* [DIRECTION]
Can you give all the records again without altering a single character?

Raw records

§ §

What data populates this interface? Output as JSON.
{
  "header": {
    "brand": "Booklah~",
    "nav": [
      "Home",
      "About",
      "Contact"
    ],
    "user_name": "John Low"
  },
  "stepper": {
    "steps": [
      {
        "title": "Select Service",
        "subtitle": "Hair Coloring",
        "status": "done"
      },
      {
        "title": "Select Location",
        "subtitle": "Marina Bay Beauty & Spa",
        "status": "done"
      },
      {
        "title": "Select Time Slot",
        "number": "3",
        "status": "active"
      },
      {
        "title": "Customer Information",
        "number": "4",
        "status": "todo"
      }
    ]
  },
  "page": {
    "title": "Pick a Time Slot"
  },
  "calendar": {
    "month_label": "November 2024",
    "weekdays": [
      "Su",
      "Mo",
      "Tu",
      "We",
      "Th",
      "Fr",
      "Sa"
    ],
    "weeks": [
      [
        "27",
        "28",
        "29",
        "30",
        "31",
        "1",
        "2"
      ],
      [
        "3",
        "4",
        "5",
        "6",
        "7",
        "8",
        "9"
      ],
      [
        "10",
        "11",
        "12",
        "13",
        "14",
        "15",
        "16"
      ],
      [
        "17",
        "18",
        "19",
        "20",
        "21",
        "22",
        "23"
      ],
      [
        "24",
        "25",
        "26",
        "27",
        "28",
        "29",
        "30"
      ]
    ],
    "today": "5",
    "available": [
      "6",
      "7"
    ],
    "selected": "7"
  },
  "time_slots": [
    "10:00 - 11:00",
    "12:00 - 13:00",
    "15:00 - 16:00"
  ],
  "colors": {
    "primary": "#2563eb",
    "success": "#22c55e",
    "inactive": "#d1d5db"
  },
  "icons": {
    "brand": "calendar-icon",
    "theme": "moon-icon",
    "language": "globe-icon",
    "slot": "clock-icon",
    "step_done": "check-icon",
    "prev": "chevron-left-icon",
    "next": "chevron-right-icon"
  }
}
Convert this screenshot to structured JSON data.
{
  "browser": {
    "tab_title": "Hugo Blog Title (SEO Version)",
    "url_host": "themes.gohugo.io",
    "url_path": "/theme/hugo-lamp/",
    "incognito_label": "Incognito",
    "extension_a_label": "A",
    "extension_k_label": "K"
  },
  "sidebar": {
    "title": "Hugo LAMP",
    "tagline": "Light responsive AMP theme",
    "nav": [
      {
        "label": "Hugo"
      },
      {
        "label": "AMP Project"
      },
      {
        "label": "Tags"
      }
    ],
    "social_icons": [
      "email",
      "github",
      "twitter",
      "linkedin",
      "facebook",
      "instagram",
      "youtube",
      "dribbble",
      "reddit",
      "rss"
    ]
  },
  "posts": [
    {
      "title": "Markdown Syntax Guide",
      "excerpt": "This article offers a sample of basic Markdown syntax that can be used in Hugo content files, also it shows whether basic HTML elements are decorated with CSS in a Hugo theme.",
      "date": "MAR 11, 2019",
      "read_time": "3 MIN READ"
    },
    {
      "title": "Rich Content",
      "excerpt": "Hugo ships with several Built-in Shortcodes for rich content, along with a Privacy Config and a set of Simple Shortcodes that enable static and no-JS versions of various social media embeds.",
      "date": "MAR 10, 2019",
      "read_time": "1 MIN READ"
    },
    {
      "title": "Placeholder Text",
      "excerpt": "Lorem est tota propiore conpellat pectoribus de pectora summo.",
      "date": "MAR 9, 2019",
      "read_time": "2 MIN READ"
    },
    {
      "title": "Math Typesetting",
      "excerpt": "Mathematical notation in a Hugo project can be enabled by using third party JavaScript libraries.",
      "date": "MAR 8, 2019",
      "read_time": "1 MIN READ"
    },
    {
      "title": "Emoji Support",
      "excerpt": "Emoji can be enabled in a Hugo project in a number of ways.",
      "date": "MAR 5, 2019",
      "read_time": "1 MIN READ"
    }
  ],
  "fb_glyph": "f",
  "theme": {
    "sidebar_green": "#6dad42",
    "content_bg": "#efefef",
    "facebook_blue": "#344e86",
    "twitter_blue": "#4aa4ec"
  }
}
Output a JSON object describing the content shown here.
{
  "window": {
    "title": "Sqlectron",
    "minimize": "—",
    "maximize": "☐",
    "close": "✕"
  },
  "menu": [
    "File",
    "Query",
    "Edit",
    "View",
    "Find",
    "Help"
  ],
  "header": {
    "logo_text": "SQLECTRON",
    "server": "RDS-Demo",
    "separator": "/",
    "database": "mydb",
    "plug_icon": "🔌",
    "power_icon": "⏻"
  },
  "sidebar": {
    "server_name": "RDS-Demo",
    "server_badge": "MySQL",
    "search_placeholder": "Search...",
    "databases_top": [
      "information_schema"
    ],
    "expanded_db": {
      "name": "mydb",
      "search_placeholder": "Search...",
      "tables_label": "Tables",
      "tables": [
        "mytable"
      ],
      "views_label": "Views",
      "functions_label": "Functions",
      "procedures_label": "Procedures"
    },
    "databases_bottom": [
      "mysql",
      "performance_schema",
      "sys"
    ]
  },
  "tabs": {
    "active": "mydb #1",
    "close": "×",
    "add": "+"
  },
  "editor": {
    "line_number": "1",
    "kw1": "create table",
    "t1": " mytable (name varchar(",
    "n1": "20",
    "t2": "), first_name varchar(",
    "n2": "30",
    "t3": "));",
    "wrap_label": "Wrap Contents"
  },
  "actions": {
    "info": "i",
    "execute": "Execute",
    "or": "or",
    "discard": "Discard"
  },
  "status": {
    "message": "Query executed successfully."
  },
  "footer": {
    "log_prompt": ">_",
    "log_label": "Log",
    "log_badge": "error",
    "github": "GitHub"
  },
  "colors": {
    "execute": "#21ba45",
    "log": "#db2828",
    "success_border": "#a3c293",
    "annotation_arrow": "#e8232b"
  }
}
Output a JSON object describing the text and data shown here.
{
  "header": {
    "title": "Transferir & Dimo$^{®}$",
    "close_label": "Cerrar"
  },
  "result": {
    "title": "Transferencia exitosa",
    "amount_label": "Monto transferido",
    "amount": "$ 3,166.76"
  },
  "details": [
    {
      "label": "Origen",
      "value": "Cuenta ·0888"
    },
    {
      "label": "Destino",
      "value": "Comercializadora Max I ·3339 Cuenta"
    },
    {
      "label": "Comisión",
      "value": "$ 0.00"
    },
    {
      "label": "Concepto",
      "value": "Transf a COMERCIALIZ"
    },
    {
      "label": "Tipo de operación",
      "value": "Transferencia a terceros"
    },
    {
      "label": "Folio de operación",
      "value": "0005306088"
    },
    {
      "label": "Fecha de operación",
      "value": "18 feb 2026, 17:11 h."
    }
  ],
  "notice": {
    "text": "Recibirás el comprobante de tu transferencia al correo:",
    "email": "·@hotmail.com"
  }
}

§ §

* [THE ANSWER]
What data populates this interface? Output as JSON.
{
  "header": {
    "brand": "Booklah~",
    "nav": [
      "Home",
      "About",
      "Contact"
    ],
    "user_name": "John Low"
  },
  "stepper": {
    "steps": [
      {
        "title": "Select Service",
        "subtitle": "Hair Coloring",
        "status": "done"
      },
      {
        "title": "Select Location",
        "subtitle": "Marina Bay Beauty & Spa",
        "status": "done"
      },
      {
        "title": "Select Time Slot",
        "number": "3",
        "status": "active"
      },
      {
        "title": "Customer Information",
        "number": "4",
        "status": "todo"
      }
    ]
  },
  "page": {
    "title": "Pick a Time Slot"
  },
  "calendar": {
    "month_label": "November 2024",
    "weekdays": [
      "Su",
      "Mo",
      "Tu",
      "We",
      "Th",
      "Fr",
      "Sa"
    ],
    "weeks": [
      [
        "27",
        "28",
        "29",
        "30",
        "31",
        "1",
        "2"
      ],
      [
        "3",
        "4",
        "5",
        "6",
        "7",
        "8",
        "9"
      ],
      [
        "10",
        "11",
        "12",
        "13",
        "14",
        "15",
        "16"
      ],
      [
        "17",
        "18",
        "19",
        "20",
        "21",
        "22",
        "23"
      ],
      [
        "24",
        "25",
        "26",
        "27",
        "28",
        "29",
        "30"
      ]
    ],
    "today": "5",
    "available": [
      "6",
      "7"
    ],
    "selected": "7"
  },
  "time_slots": [
    "10:00 - 11:00",
    "12:00 - 13:00",
    "15:00 - 16:00"
  ],
  "colors": {
    "primary": "#2563eb",
    "success": "#22c55e",
    "inactive": "#d1d5db"
  },
  "icons": {
    "brand": "calendar-icon",
    "theme": "moon-icon",
    "language": "globe-icon",
    "slot": "clock-icon",
    "step_done": "check-icon",
    "prev": "chevron-left-icon",
    "next": "chevron-right-icon"
  }
}
Convert this screenshot to structured JSON data.
{
  "browser": {
    "tab_title": "Hugo Blog Title (SEO Version)",
    "url_host": "themes.gohugo.io",
    "url_path": "/theme/hugo-lamp/",
    "incognito_label": "Incognito",
    "extension_a_label": "A",
    "extension_k_label": "K"
  },
  "sidebar": {
    "title": "Hugo LAMP",
    "tagline": "Light responsive AMP theme",
    "nav": [
      {
        "label": "Hugo"
      },
      {
        "label": "AMP Project"
      },
      {
        "label": "Tags"
      }
    ],
    "social_icons": [
      "email",
      "github",
      "twitter",
      "linkedin",
      "facebook",
      "instagram",
      "youtube",
      "dribbble",
      "reddit",
      "rss"
    ]
  },
  "posts": [
    {
      "title": "Markdown Syntax Guide",
      "excerpt": "This article offers a sample of basic Markdown syntax that can be used in Hugo content files, also it shows whether basic HTML elements are decorated with CSS in a Hugo theme.",
      "date": "MAR 11, 2019",
      "read_time": "3 MIN READ"
    },
    {
      "title": "Rich Content",
      "excerpt": "Hugo ships with several Built-in Shortcodes for rich content, along with a Privacy Config and a set of Simple Shortcodes that enable static and no-JS versions of various social media embeds.",
      "date": "MAR 10, 2019",
      "read_time": "1 MIN READ"
    },
    {
      "title": "Placeholder Text",
      "excerpt": "Lorem est tota propiore conpellat pectoribus de pectora summo.",
      "date": "MAR 9, 2019",
      "read_time": "2 MIN READ"
    },
    {
      "title": "Math Typesetting",
      "excerpt": "Mathematical notation in a Hugo project can be enabled by using third party JavaScript libraries.",
      "date": "MAR 8, 2019",
      "read_time": "1 MIN READ"
    },
    {
      "title": "Emoji Support",
      "excerpt": "Emoji can be enabled in a Hugo project in a number of ways.",
      "date": "MAR 5, 2019",
      "read_time": "1 MIN READ"
    }
  ],
  "fb_glyph": "f",
  "theme": {
    "sidebar_green": "#6dad42",
    "content_bg": "#efefef",
    "facebook_blue": "#344e86",
    "twitter_blue": "#4aa4ec"
  }
}
Output a JSON object describing the content shown here.
{
  "window": {
    "title": "Sqlectron",
    "minimize": "—",
    "maximize": "☐",
    "close": "✕"
  },
  "menu": [
    "File",
    "Query",
    "Edit",
    "View",
    "Find",
    "Help"
  ],
  "header": {
    "logo_text": "SQLECTRON",
    "server": "RDS-Demo",
    "separator": "/",
    "database": "mydb",
    "plug_icon": "🔌",
    "power_icon": "⏻"
  },
  "sidebar": {
    "server_name": "RDS-Demo",
    "server_badge": "MySQL",
    "search_placeholder": "Search...",
    "databases_top": [
      "information_schema"
    ],
    "expanded_db": {
      "name": "mydb",
      "search_placeholder": "Search...",
      "tables_label": "Tables",
      "tables": [
        "mytable"
      ],
      "views_label": "Views",
      "functions_label": "Functions",
      "procedures_label": "Procedures"
    },
    "databases_bottom": [
      "mysql",
      "performance_schema",
      "sys"
    ]
  },
  "tabs": {
    "active": "mydb #1",
    "close": "×",
    "add": "+"
  },
  "editor": {
    "line_number": "1",
    "kw1": "create table",
    "t1": " mytable (name varchar(",
    "n1": "20",
    "t2": "), first_name varchar(",
    "n2": "30",
    "t3": "));",
    "wrap_label": "Wrap Contents"
  },
  "actions": {
    "info": "i",
    "execute": "Execute",
    "or": "or",
    "discard": "Discard"
  },
  "status": {
    "message": "Query executed successfully."
  },
  "footer": {
    "log_prompt": ">_",
    "log_label": "Log",
    "log_badge": "error",
    "github": "GitHub"
  },
  "colors": {
    "execute": "#21ba45",
    "log": "#db2828",
    "success_border": "#a3c293",
    "annotation_arrow": "#e8232b"
  }
}
Output a JSON object describing the text and data shown here.
{
  "header": {
    "title": "Transferir & Dimo$^{®}$",
    "close_label": "Cerrar"
  },
  "result": {
    "title": "Transferencia exitosa",
    "amount_label": "Monto transferido",
    "amount": "$ 3,166.76"
  },
  "details": [
    {
      "label": "Origen",
      "value": "Cuenta ·0888"
    },
    {
      "label": "Destino",
      "value": "Comercializadora Max I ·3339 Cuenta"
    },
    {
      "label": "Comisión",
      "value": "$ 0.00"
    },
    {
      "label": "Concepto",
      "value": "Transf a COMERCIALIZ"
    },
    {
      "label": "Tipo de operación",
      "value": "Transferencia a terceros"
    },
    {
      "label": "Folio de operación",
      "value": "0005306088"
    },
    {
      "label": "Fecha de operación",
      "value": "18 feb 2026, 17:11 h."
    }
  ],
  "notice": {
    "text": "Recibirás el comprobante de tu transferencia al correo:",
    "email": "·@hotmail.com"
  }
}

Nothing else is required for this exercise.